* What you need to do
Pick out every line with the word "JSON" and copy it.

* Records for this task
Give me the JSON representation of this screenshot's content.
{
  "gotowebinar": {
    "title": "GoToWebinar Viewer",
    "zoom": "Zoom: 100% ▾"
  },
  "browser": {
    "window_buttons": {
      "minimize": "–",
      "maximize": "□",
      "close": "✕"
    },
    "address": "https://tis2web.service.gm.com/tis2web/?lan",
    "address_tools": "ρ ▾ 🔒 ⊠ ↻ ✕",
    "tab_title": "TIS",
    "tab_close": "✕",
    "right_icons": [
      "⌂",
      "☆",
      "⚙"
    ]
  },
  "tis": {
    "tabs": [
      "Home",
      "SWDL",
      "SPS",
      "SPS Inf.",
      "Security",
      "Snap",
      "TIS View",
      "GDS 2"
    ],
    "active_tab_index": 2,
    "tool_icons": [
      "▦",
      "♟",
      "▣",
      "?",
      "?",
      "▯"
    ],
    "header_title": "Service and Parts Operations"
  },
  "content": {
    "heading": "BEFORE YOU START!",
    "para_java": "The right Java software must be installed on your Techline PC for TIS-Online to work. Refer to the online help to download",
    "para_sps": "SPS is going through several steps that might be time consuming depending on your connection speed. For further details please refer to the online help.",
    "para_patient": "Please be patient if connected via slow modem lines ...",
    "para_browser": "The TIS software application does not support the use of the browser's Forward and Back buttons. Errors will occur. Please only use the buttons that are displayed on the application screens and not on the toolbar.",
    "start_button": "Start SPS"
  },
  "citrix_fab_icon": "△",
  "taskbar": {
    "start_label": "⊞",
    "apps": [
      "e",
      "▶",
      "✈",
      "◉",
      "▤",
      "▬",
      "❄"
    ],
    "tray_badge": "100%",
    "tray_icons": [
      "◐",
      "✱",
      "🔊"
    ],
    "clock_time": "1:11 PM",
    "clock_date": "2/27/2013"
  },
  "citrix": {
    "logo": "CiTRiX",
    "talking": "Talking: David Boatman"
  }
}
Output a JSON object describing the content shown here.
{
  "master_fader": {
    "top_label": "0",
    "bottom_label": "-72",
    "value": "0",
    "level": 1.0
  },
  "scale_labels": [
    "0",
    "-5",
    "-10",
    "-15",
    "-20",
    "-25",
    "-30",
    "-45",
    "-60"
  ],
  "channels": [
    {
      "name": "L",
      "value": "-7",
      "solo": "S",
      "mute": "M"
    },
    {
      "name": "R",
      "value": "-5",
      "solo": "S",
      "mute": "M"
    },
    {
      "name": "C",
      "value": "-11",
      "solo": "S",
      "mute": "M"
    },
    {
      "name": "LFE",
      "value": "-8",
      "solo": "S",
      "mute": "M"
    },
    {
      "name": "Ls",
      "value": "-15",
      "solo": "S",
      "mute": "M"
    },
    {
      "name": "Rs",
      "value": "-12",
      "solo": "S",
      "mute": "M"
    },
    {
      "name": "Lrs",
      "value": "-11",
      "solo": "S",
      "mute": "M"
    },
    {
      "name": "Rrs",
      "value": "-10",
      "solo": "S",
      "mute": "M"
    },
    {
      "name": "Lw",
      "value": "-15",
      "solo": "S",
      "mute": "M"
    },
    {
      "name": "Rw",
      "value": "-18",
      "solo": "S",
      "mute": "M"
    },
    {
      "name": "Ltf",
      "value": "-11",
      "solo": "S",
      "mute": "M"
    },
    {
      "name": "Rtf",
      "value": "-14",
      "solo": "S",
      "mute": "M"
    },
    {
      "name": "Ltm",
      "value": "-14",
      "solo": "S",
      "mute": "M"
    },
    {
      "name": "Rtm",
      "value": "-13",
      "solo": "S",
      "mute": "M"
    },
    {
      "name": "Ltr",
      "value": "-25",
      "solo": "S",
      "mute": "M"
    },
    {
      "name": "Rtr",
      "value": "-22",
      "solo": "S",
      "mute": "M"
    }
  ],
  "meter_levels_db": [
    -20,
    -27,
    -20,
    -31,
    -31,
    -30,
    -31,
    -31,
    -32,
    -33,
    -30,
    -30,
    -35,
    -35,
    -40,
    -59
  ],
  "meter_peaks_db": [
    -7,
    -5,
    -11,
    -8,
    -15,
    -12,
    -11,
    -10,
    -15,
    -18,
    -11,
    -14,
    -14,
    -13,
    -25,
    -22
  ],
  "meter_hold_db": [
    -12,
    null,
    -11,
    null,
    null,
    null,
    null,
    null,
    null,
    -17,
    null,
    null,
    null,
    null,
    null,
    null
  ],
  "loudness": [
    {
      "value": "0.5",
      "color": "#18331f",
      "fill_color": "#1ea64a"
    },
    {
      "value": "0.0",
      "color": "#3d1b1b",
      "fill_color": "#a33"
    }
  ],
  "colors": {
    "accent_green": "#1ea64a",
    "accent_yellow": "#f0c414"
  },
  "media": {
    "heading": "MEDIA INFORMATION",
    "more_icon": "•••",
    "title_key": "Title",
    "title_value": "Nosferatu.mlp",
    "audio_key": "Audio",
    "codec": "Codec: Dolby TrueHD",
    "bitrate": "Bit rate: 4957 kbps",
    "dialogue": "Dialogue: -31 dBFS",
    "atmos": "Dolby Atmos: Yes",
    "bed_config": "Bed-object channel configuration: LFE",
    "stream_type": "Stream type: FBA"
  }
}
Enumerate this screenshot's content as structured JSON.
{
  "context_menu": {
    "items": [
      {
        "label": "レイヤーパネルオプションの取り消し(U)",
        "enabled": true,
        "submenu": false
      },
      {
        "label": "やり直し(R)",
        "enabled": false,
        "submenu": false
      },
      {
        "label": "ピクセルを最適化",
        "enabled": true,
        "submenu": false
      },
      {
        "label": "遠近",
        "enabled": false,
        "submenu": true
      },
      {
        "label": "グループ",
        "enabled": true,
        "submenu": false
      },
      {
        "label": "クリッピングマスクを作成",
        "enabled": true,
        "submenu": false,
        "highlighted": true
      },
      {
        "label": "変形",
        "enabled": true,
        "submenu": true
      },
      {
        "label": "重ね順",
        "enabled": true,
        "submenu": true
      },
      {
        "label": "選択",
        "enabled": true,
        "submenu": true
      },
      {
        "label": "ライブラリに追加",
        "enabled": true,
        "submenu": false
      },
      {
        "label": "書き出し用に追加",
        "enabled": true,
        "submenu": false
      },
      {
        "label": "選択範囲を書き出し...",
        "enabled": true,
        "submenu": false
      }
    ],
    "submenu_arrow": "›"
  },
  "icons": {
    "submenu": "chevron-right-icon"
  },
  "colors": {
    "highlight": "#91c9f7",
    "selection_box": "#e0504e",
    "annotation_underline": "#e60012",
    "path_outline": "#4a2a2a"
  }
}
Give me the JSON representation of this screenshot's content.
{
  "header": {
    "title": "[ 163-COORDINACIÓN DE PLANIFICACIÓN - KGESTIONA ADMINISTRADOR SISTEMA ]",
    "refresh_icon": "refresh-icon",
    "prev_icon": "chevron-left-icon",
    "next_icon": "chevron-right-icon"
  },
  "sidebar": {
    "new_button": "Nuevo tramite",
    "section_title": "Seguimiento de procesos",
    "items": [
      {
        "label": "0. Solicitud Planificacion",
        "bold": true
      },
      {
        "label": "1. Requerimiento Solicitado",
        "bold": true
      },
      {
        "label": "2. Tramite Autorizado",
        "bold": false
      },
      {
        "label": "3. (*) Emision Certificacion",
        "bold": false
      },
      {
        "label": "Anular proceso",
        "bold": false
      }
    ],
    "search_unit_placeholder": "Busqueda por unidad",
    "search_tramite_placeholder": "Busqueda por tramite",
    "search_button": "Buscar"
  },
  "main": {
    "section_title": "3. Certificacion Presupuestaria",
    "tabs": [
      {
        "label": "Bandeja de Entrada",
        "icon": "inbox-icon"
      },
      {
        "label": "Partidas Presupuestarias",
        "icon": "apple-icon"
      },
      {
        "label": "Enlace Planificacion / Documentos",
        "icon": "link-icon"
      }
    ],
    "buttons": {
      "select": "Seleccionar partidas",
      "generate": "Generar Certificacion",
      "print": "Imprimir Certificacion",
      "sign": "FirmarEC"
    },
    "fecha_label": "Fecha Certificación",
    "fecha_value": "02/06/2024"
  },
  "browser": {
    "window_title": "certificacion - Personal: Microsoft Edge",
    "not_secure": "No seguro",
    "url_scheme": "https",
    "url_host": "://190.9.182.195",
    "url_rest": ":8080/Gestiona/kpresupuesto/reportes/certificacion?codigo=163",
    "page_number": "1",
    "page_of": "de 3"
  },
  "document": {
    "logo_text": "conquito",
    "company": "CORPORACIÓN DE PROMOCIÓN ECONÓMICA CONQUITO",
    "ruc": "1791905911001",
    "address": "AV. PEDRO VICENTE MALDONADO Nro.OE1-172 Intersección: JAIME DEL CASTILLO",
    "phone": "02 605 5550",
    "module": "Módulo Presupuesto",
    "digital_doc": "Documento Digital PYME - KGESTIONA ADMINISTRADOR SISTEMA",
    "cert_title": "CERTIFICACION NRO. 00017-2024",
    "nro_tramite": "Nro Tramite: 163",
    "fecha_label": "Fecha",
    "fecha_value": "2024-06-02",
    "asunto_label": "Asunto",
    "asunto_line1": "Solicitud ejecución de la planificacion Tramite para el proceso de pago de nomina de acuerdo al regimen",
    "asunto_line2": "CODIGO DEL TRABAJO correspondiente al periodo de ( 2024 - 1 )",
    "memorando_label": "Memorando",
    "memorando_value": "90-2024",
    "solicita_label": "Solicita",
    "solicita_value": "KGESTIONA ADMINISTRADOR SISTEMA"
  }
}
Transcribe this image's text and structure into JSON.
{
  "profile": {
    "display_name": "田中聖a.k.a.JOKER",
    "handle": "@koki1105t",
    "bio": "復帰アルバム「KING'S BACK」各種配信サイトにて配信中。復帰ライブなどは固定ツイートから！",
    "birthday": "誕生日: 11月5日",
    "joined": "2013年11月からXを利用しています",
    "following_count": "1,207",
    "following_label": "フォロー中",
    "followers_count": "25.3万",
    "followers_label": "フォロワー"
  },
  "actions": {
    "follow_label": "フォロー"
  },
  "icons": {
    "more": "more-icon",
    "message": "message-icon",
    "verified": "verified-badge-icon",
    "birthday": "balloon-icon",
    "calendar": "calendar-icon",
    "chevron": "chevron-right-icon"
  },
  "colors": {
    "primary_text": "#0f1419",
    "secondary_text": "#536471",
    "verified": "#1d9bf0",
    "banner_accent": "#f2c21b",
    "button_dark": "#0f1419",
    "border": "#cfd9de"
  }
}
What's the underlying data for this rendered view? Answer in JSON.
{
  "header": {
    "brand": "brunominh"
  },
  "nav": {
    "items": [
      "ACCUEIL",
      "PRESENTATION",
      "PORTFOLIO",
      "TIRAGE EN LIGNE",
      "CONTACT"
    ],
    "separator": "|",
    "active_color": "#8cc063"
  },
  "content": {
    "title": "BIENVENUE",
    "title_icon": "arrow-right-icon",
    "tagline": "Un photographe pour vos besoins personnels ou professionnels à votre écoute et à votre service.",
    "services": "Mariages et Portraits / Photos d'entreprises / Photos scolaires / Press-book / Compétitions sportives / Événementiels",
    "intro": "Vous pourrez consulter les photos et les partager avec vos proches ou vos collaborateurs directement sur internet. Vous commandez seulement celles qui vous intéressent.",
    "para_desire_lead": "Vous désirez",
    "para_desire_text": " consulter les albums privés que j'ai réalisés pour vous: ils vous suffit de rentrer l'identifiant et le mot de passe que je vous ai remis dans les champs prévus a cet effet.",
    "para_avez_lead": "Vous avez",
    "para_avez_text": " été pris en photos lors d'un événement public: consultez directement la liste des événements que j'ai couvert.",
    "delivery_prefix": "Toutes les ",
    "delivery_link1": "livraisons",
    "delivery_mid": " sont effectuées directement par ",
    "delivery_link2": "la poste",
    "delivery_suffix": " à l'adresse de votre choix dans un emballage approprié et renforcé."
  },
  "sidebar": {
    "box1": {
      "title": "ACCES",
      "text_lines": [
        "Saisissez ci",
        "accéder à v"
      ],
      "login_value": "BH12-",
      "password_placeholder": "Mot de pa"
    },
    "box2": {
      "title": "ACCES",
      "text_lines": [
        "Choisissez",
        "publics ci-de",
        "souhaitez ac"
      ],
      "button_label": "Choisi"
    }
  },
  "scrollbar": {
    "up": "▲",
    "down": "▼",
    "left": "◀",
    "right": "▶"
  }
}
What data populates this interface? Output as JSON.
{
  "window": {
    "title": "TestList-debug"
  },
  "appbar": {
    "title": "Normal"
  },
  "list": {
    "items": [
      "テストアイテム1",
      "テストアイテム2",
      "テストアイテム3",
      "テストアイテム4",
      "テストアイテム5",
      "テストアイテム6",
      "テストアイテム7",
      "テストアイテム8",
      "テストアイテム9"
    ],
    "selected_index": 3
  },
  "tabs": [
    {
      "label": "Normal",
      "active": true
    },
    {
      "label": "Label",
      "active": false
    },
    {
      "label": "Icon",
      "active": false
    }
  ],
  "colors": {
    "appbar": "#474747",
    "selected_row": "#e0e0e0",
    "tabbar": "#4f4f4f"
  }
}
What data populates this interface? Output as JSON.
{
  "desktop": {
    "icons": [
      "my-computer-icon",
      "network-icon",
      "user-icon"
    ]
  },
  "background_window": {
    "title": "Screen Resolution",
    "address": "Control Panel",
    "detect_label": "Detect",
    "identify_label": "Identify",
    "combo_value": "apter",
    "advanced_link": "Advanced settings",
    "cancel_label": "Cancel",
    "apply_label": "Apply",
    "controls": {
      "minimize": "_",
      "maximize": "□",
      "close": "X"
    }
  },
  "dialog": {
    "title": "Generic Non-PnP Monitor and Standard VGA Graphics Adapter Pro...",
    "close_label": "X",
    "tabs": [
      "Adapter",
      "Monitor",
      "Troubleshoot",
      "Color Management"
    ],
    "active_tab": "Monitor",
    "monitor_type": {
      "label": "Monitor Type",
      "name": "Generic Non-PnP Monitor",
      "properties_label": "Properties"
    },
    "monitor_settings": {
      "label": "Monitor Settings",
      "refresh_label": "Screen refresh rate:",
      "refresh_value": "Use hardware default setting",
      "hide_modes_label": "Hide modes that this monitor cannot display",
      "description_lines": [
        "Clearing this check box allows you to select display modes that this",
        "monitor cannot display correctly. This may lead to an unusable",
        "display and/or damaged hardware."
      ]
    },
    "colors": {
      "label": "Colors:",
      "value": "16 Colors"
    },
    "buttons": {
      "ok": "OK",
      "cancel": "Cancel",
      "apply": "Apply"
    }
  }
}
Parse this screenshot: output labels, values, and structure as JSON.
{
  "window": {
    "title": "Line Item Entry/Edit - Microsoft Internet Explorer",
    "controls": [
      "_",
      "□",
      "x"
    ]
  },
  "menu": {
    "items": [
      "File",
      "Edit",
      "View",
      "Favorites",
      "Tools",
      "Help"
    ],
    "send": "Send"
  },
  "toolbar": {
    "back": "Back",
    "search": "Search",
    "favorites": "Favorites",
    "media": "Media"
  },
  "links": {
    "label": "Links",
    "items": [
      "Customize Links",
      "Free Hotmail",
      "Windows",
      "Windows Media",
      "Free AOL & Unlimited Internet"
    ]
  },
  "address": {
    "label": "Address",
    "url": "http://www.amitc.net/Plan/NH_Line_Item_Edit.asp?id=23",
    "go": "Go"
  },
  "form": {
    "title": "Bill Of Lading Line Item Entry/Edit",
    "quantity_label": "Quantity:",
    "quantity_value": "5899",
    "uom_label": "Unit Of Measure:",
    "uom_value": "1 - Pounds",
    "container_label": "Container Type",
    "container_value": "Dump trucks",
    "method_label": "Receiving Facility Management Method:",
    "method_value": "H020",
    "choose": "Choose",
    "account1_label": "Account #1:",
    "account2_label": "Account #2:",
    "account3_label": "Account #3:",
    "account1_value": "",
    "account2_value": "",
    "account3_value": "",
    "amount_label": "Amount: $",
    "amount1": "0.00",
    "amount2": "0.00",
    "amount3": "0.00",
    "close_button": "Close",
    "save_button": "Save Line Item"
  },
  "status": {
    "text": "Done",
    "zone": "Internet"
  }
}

* Task answer
Give me the JSON representation of this screenshot's content.
Output a JSON object describing the content shown here.
Enumerate this screenshot's content as structured JSON.
Give me the JSON representation of this screenshot's content.
Transcribe this image's text and structure into JSON.
What's the underlying data for this rendered view? Answer in JSON.
What data populates this interface? Output as JSON.
What data populates this interface? Output as JSON.
Parse this screenshot: output labels, values, and structure as JSON.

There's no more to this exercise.